Entries from a dataset:
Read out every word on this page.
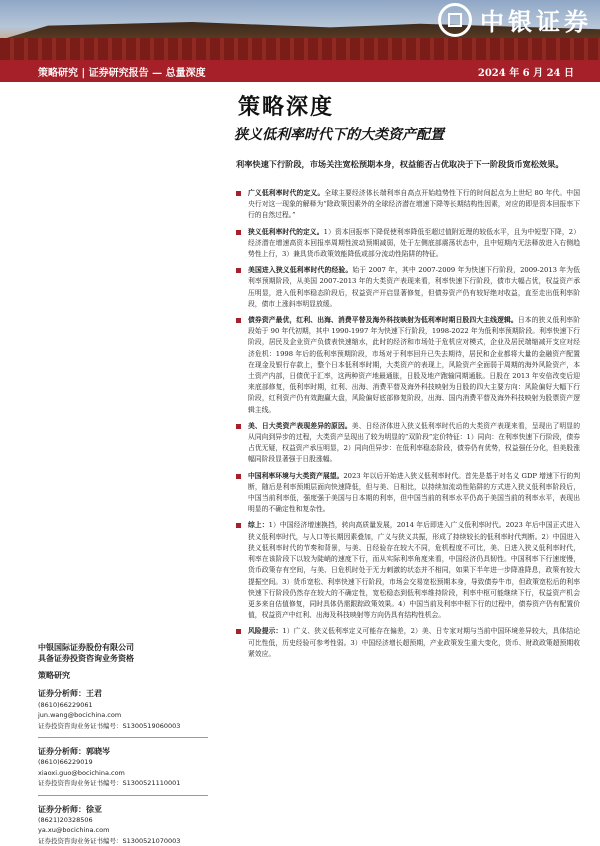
中银证券
策略研究 | 证券研究报告 — 总量深度	2024 年 6 月 24 日
策略深度

狭义低利率时代下的大类资产配置

利率快速下行阶段，市场关注宽松预期本身，权益能否占优取决于下一阶段货币宽松效果。
广义低利率时代的定义。全球主要经济体长端利率自高点开始趋势性下行的时间起点为上世纪 80 年代。中国央行对这一现象的解释为“除政策因素外的全球经济潜在增速下降等长期结构性因素，对应的即是资本回报率下行的自然过程。”
狭义低利率时代的定义。1）资本回报率下降促使利率降低至超过值附近理的较低水平，且为中短型下降，2）经济潜在增速高资本回报率周期性波动预期减弱，处于左侧底部震荡状态中，且中短期内无法释放进入右侧趋势性上行，3）兼具货币政策效能降低或部分流动性陷阱的特征。
美国进入狭义低利率时代的经验。始于 2007 年，其中 2007-2009 年为快速下行阶段，2009-2013 年为低利率预期阶段，从美国 2007-2013 年的大类资产表现来看，利率快速下行阶段，债市大幅占优，权益资产承压明显，进入低利率稳态阶段后，权益资产开启显著修复，但债券资产仍有较好绝对收益，直至走出低利率阶段，债市上涨斜率明显放缓。
债券资产最优，红利、出海、消费平替及海外科技映射为低利率时期日股四大主线逻辑。日本的狭义低利率阶段始于 90 年代初期，其中 1990-1997 年为快速下行阶段，1998-2022 年为低利率预期阶段。利率快速下行阶段，居民及企业资产负债表快速缩水，此时的经济和市场处于危机应对模式，企业及居民端缩减开支应对经济危机：1998 年后的低利率预期阶段，市场对于利率回升已失去期待，居民和企业都将大量的金融资产配置在现金及银行存款上，整个日本低利率时期，大类资产的表现上，风险资产全面弱于周期的海外风险资产，本土资产内部，日债优于汇率，这两种资产地最通胀，日股及地产跑输同期通胀。日股在 2013 年安倍改变后迎来底部修复，低利率时期，红利、出海、消费平替及海外科技映射为日股的四大主要方向：风险偏好大幅下行阶段，红利资产仍有效跑赢大盘，风险偏好底部修复阶段，出海、国内消费平替及海外科技映射为股票资产逻辑主线。
美、日大类资产表现差异的原因。美、日经济体进入狭义低利率时代后的大类资产表现来看，呈现出了明显的从同向到异步的过程，大类资产呈现出了较为明显的“双阶段”定价特征：1）同向：在利率快速下行阶段，债券占优无疑，权益资产承压明显，2）同向但异步：在低利率稳态阶段，债券仍有优势，权益强任分化，但美股涨幅同阶段显著强于日股涨幅。
中国利率环境与大类资产展望。2023 年以后开始进入狭义低利率时代。首先是基于对名义 GDP 增速下行的判断，随后是利率预期层面向快速降低，但与美、日相比，以持续加流动性陷阱的方式进入狭义低利率阶段后，中国当前利率低，强度强于美国与日本期的利率，但中国当前的利率水平仍高于美国当前的利率水平，表现出明显的不确定性和复杂性。
综上：1）中国经济增速换挡，转向高质量发展，2014 年后即进入广义低利率时代。2023 年后中国正式进入狭义低利率时代，与人口等长期因素叠加，广义与狭义共振，形成了持续较长的低利率时代判断。2）中国进入狭义低利率时代的节奏和背景，与美、日经验存在较大不同，危机程度不可比，美、日进入狭义低利率时代，利率在该阶段下以较为陡峭的速度下行，而从实际利率角度来看，中国经济仍具韧性。中国利率下行速度慢，货币政策存有空间，与美、日危机时处于无力刺激的状态并不相同，如果下半年进一步降准降息，政策有较大提振空间。3）货币宽松、利率快速下行阶段，市场会交易宽松预期本身，导致债券牛市，但政策宽松后的利率快速下行阶段仍然存在较大的不确定性，宽松稳态到低利率维持阶段，利率中枢可能继续下行，权益资产机会更多来自估值修复，同时具体仍需跟踪政策效果。4）中国当前及利率中枢下行的过程中，债券资产仍有配置价值，权益资产中红利、出海及科技映射等方向仍具有结构性机会。
风险提示：1）广义、狭义低利率定义可能存在偏差，2）美、日专家对期与当前中国环境差异较大，具体结论可比性低，历史经验可参考性弱。3）中国经济增长超预期，产业政策发生重大变化，货币、财政政策超预期收紧效应。
中银国际证券股份有限公司
具备证券投资咨询业务资格
策略研究
证券分析师：王君
(8610)66229061
jun.wang@bocichina.com
证券投资咨询业务证书编号：S1300519060003
证券分析师：郭晓岑
(8610)66229019
xiaoxi.guo@bocichina.com
证券投资咨询业务证书编号：S1300521110001
证券分析师：徐亚
(8621)20328506
ya.xu@bocichina.com
证券投资咨询业务证书编号：S1300521070003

[Your task]
Quote each line of the listing exactly, but leave the pictures out.

[Response to this exercise]
Read out every word on this page.
中银证券
策略研究 | 证券研究报告 — 总量深度	2024 年 6 月 24 日
策略深度

狭义低利率时代下的大类资产配置

利率快速下行阶段，市场关注宽松预期本身，权益能否占优取决于下一阶段货币宽松效果。
广义低利率时代的定义。全球主要经济体长端利率自高点开始趋势性下行的时间起点为上世纪 80 年代。中国央行对这一现象的解释为“除政策因素外的全球经济潜在增速下降等长期结构性因素，对应的即是资本回报率下行的自然过程。”
狭义低利率时代的定义。1）资本回报率下降促使利率降低至超过值附近理的较低水平，且为中短型下降，2）经济潜在增速高资本回报率周期性波动预期减弱，处于左侧底部震荡状态中，且中短期内无法释放进入右侧趋势性上行，3）兼具货币政策效能降低或部分流动性陷阱的特征。
美国进入狭义低利率时代的经验。始于 2007 年，其中 2007-2009 年为快速下行阶段，2009-2013 年为低利率预期阶段，从美国 2007-2013 年的大类资产表现来看，利率快速下行阶段，债市大幅占优，权益资产承压明显，进入低利率稳态阶段后，权益资产开启显著修复，但债券资产仍有较好绝对收益，直至走出低利率阶段，债市上涨斜率明显放缓。
债券资产最优，红利、出海、消费平替及海外科技映射为低利率时期日股四大主线逻辑。日本的狭义低利率阶段始于 90 年代初期，其中 1990-1997 年为快速下行阶段，1998-2022 年为低利率预期阶段。利率快速下行阶段，居民及企业资产负债表快速缩水，此时的经济和市场处于危机应对模式，企业及居民端缩减开支应对经济危机：1998 年后的低利率预期阶段，市场对于利率回升已失去期待，居民和企业都将大量的金融资产配置在现金及银行存款上，整个日本低利率时期，大类资产的表现上，风险资产全面弱于周期的海外风险资产，本土资产内部，日债优于汇率，这两种资产地最通胀，日股及地产跑输同期通胀。日股在 2013 年安倍改变后迎来底部修复，低利率时期，红利、出海、消费平替及海外科技映射为日股的四大主要方向：风险偏好大幅下行阶段，红利资产仍有效跑赢大盘，风险偏好底部修复阶段，出海、国内消费平替及海外科技映射为股票资产逻辑主线。
美、日大类资产表现差异的原因。美、日经济体进入狭义低利率时代后的大类资产表现来看，呈现出了明显的从同向到异步的过程，大类资产呈现出了较为明显的“双阶段”定价特征：1）同向：在利率快速下行阶段，债券占优无疑，权益资产承压明显，2）同向但异步：在低利率稳态阶段，债券仍有优势，权益强任分化，但美股涨幅同阶段显著强于日股涨幅。
中国利率环境与大类资产展望。2023 年以后开始进入狭义低利率时代。首先是基于对名义 GDP 增速下行的判断，随后是利率预期层面向快速降低，但与美、日相比，以持续加流动性陷阱的方式进入狭义低利率阶段后，中国当前利率低，强度强于美国与日本期的利率，但中国当前的利率水平仍高于美国当前的利率水平，表现出明显的不确定性和复杂性。
综上：1）中国经济增速换挡，转向高质量发展，2014 年后即进入广义低利率时代。2023 年后中国正式进入狭义低利率时代，与人口等长期因素叠加，广义与狭义共振，形成了持续较长的低利率时代判断。2）中国进入狭义低利率时代的节奏和背景，与美、日经验存在较大不同，危机程度不可比，美、日进入狭义低利率时代，利率在该阶段下以较为陡峭的速度下行，而从实际利率角度来看，中国经济仍具韧性。中国利率下行速度慢，货币政策存有空间，与美、日危机时处于无力刺激的状态并不相同，如果下半年进一步降准降息，政策有较大提振空间。3）货币宽松、利率快速下行阶段，市场会交易宽松预期本身，导致债券牛市，但政策宽松后的利率快速下行阶段仍然存在较大的不确定性，宽松稳态到低利率维持阶段，利率中枢可能继续下行，权益资产机会更多来自估值修复，同时具体仍需跟踪政策效果。4）中国当前及利率中枢下行的过程中，债券资产仍有配置价值，权益资产中红利、出海及科技映射等方向仍具有结构性机会。
风险提示：1）广义、狭义低利率定义可能存在偏差，2）美、日专家对期与当前中国环境差异较大，具体结论可比性低，历史经验可参考性弱。3）中国经济增长超预期，产业政策发生重大变化，货币、财政政策超预期收紧效应。
中银国际证券股份有限公司
具备证券投资咨询业务资格
策略研究
证券分析师：王君
(8610)66229061
jun.wang@bocichina.com
证券投资咨询业务证书编号：S1300519060003
证券分析师：郭晓岑
(8610)66229019
xiaoxi.guo@bocichina.com
证券投资咨询业务证书编号：S1300521110001
证券分析师：徐亚
(8621)20328506
ya.xu@bocichina.com
证券投资咨询业务证书编号：S1300521070003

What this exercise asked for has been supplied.